Stated problem:
Retype, word for word, every line starting at the line with "Transcribe the text in this document." and ending with the final line of the entries; skip the pictures.

* start Given records *

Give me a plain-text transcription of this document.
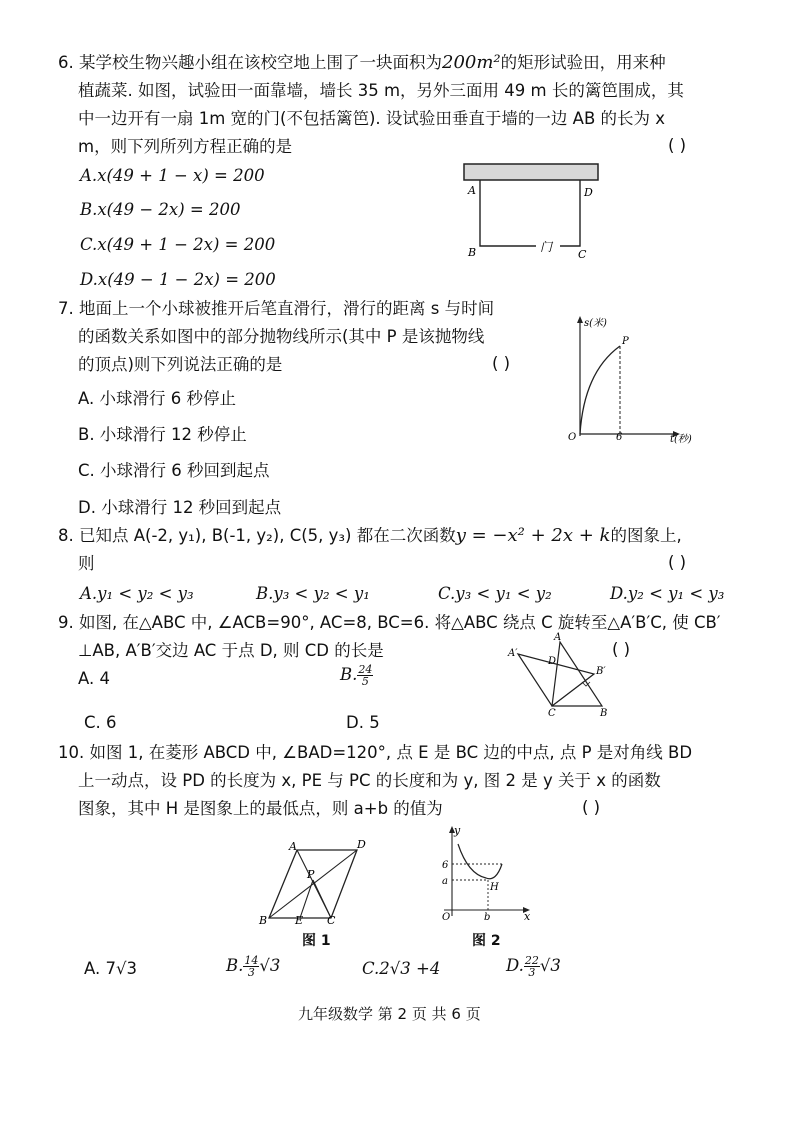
6. 某学校生物兴趣小组在该校空地上围了一块面积为200m²的矩形试验田，用来种
植蔬菜. 如图，试验田一面靠墙，墙长 35 m，另外三面用 49 m 长的篱笆围成，其
中一边开有一扇 1m 宽的门(不包括篱笆). 设试验田垂直于墙的一边 AB 的长为 x
m，则下列所列方程正确的是	( )
A.x(49 + 1 − x) = 200
B.x(49 − 2x) = 200
C.x(49 + 1 − 2x) = 200
D.x(49 − 1 − 2x) = 200
A	D
B	C
门
7. 地面上一个小球被推开后笔直滑行，滑行的距离 s 与时间
的函数关系如图中的部分抛物线所示(其中 P 是该抛物线
的顶点)则下列说法正确的是	( )
A. 小球滑行 6 秒停止
B. 小球滑行 12 秒停止
C. 小球滑行 6 秒回到起点
D. 小球滑行 12 秒回到起点
s(米)
P
O	6	t(秒)
8. 已知点 A(-2, y₁), B(-1, y₂), C(5, y₃) 都在二次函数y = −x² + 2x + k的图象上,
则	( )
A.y₁ < y₂ < y₃	B.y₃ < y₂ < y₁	C.y₃ < y₁ < y₂	D.y₂ < y₁ < y₃
9. 如图, 在△ABC 中, ∠ACB=90°, AC=8, BC=6. 将△ABC 绕点 C 旋转至△A′B′C, 使 CB′
⊥AB, A′B′交边 AC 于点 D, 则 CD 的长是	( )
A. 4	B. $\frac{24}{5}$
C. 6	D. 5
A
A′
D
B′
C	B
10. 如图 1, 在菱形 ABCD 中, ∠BAD=120°, 点 E 是 BC 边的中点, 点 P 是对角线 BD
上一动点，设 PD 的长度为 x, PE 与 PC 的长度和为 y, 图 2 是 y 关于 x 的函数
图象，其中 H 是图象上的最低点，则 a+b 的值为	( )
A	D
P
B	E C
图 1
y
6
a
H
O	b	x
图 2
A. 7√3	B. $\frac{14}{3} √3$	C.2√3 +4	D. $\frac{22}{3} √3$
九年级数学 第 2 页 共 6 页
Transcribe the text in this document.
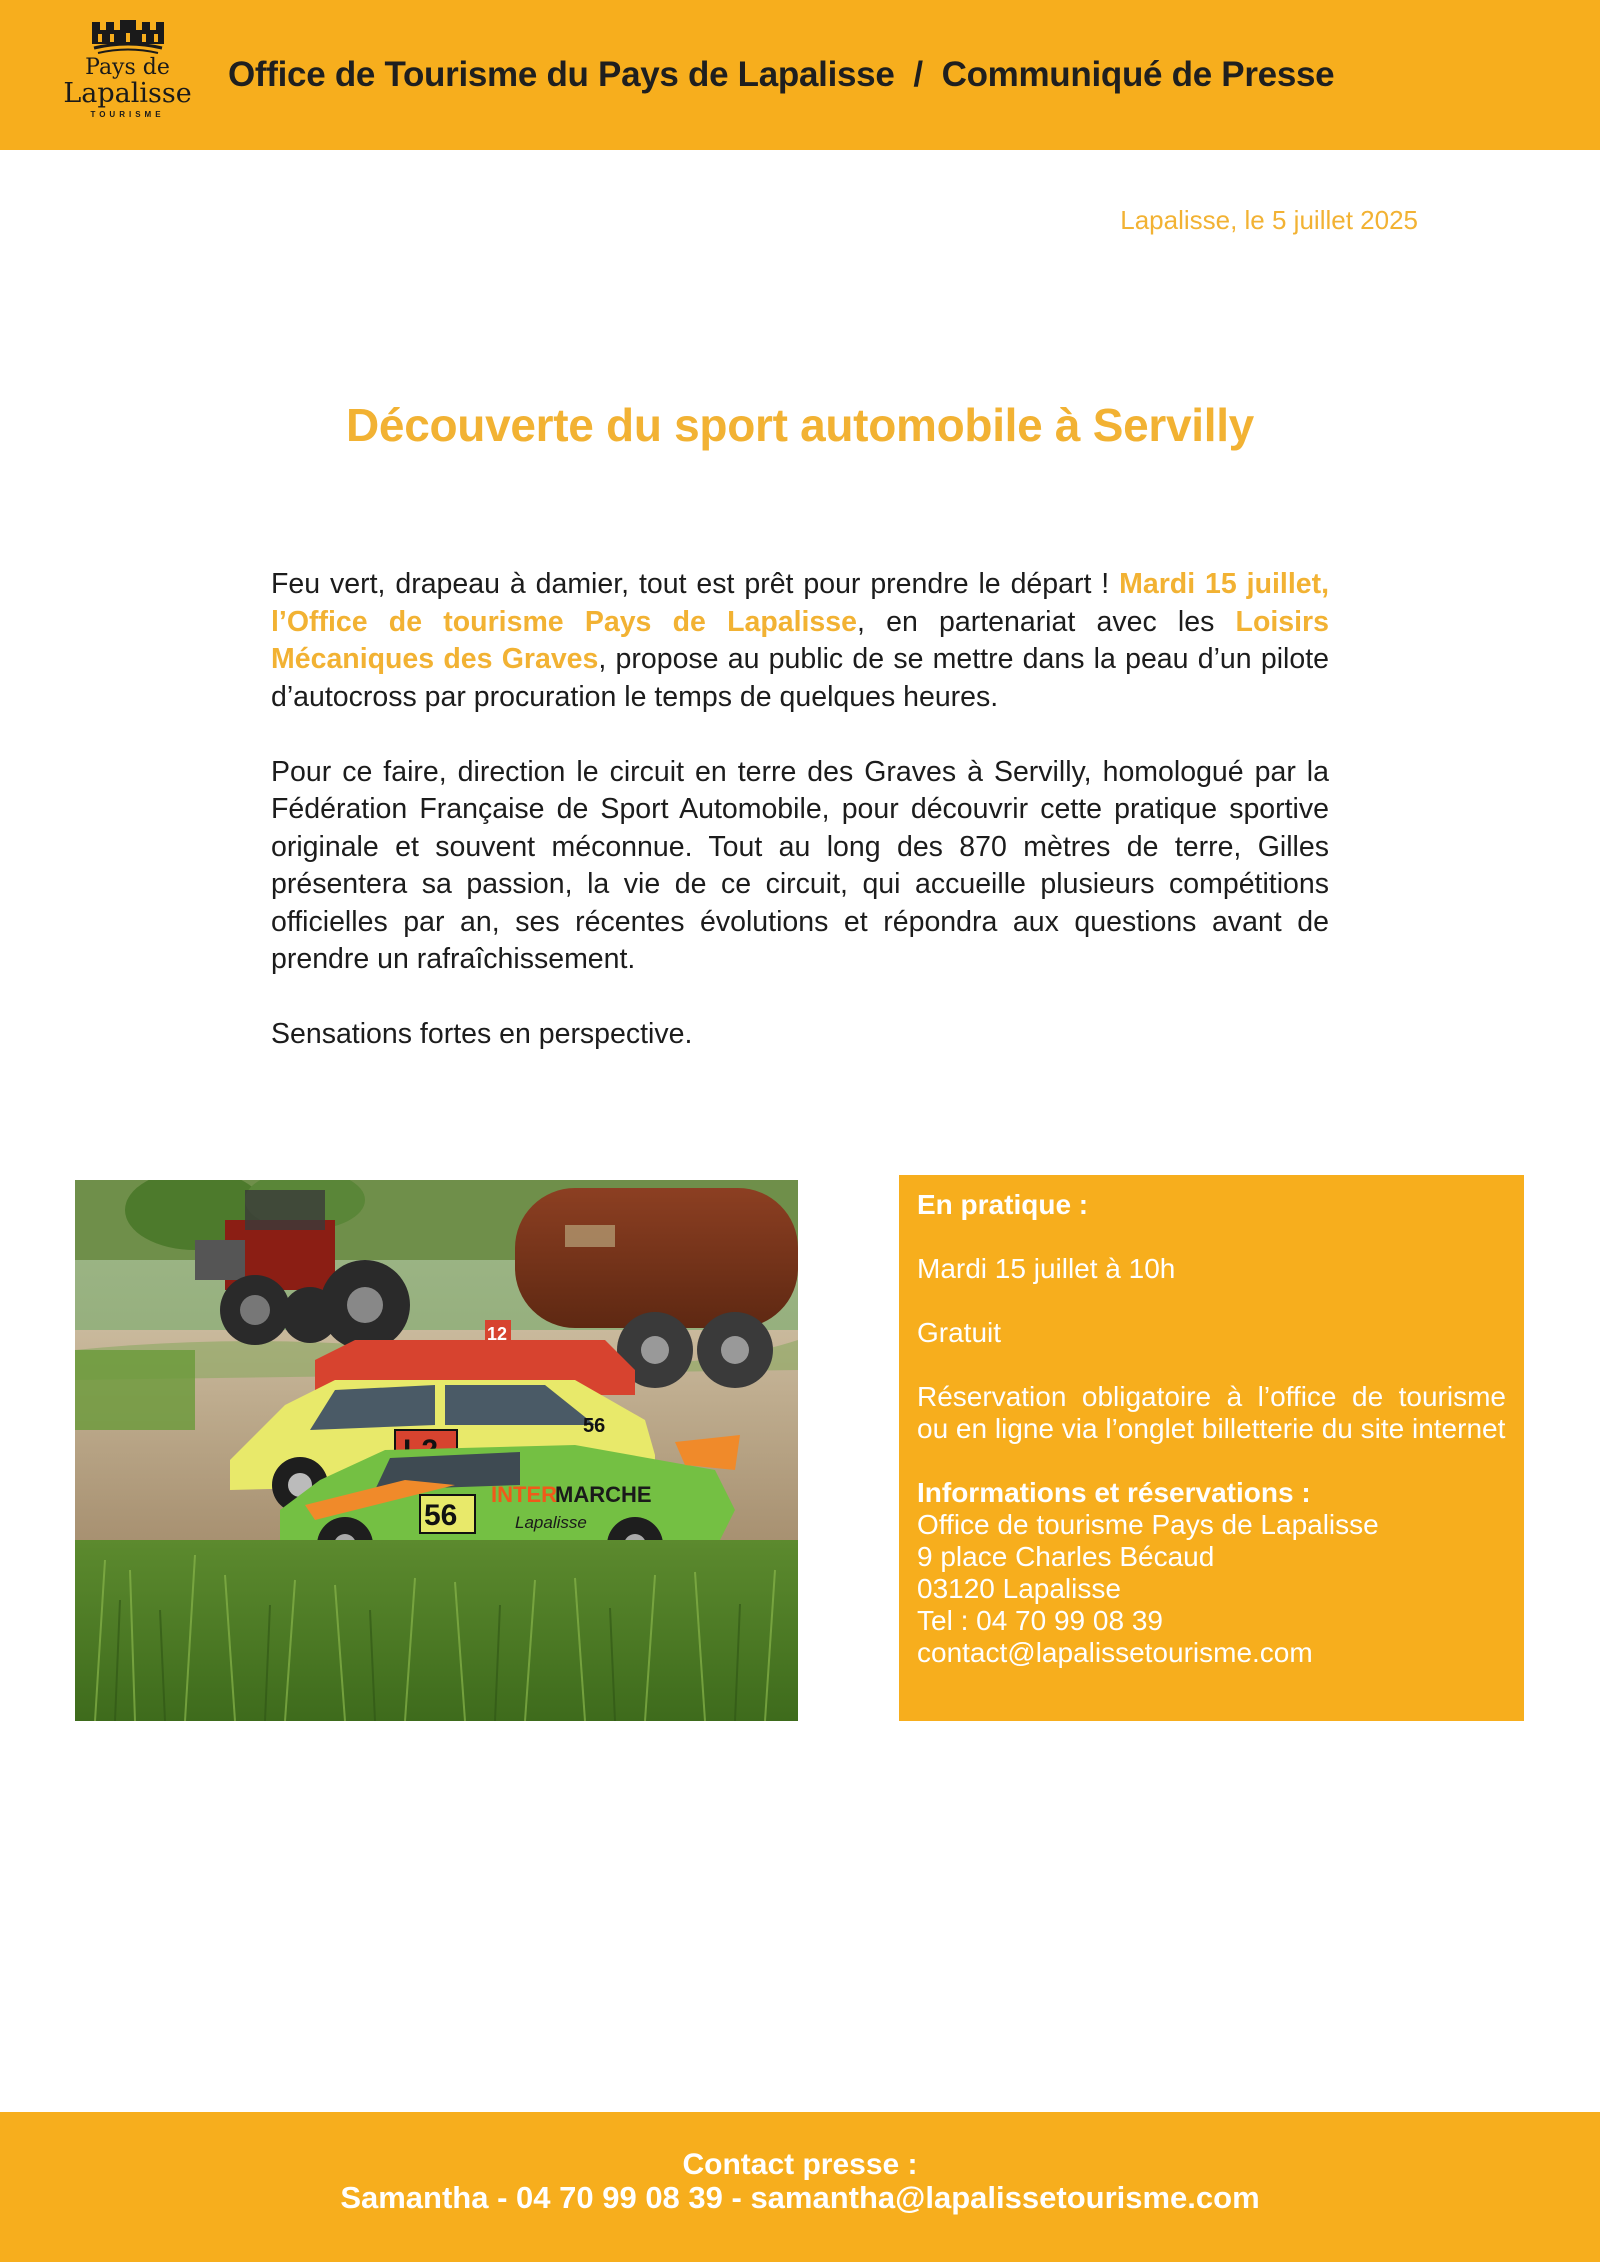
Pays de
Lapalisse
TOURISME
Office de Tourisme du Pays de Lapalisse  /  Communiqué de Presse
Lapalisse, le 5 juillet 2025
Découverte du sport automobile à Servilly

Feu vert, drapeau à damier, tout est prêt pour prendre le départ ! Mardi 15 juillet, l’Office de tourisme Pays de Lapalisse, en partenariat avec les Loisirs Mécaniques des Graves, propose au public de se mettre dans la peau d’un pilote d’autocross par procuration le temps de quelques heures.

Pour ce faire, direction le circuit en terre des Graves à Servilly, homologué par la Fédération Française de Sport Automobile, pour découvrir cette pratique sportive originale et souvent méconnue. Tout au long des 870 mètres de terre, Gilles présentera sa passion, la vie de ce circuit, qui accueille plusieurs compétitions officielles par an, ses récentes évolutions et répondra aux questions avant de prendre un rafraîchissement.

Sensations fortes en perspective.

12
56
56
INTER
MARCHE
Lapalisse
En pratique :
Mardi 15 juillet à 10h
Gratuit
Réservation obligatoire à l’office de tourisme ou en ligne via l’onglet billetterie du site internet
Informations et réservations :
Office de tourisme Pays de Lapalisse
9 place Charles Bécaud
03120 Lapalisse
Tel : 04 70 99 08 39
contact@lapalissetourisme.com
Contact presse :
Samantha - 04 70 99 08 39 - samantha@lapalissetourisme.com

* end Given records *

Answer to the problem:
Transcribe the text in this document.
Pays de
Lapalisse
TOURISME
Office de Tourisme du Pays de Lapalisse  /  Communiqué de Presse
Lapalisse, le 5 juillet 2025
Découverte du sport automobile à Servilly

Feu vert, drapeau à damier, tout est prêt pour prendre le départ ! Mardi 15 juillet, l’Office de tourisme Pays de Lapalisse, en partenariat avec les Loisirs Mécaniques des Graves, propose au public de se mettre dans la peau d’un pilote d’autocross par procuration le temps de quelques heures.

Pour ce faire, direction le circuit en terre des Graves à Servilly, homologué par la Fédération Française de Sport Automobile, pour découvrir cette pratique sportive originale et souvent méconnue. Tout au long des 870 mètres de terre, Gilles présentera sa passion, la vie de ce circuit, qui accueille plusieurs compétitions officielles par an, ses récentes évolutions et répondra aux questions avant de prendre un rafraîchissement.

Sensations fortes en perspective.

12
56
56
INTER
MARCHE
Lapalisse
En pratique :
Mardi 15 juillet à 10h
Gratuit
Réservation obligatoire à l’office de tourisme ou en ligne via l’onglet billetterie du site internet
Informations et réservations :
Office de tourisme Pays de Lapalisse
9 place Charles Bécaud
03120 Lapalisse
Tel : 04 70 99 08 39
contact@lapalissetourisme.com
Contact presse :
Samantha - 04 70 99 08 39 - samantha@lapalissetourisme.com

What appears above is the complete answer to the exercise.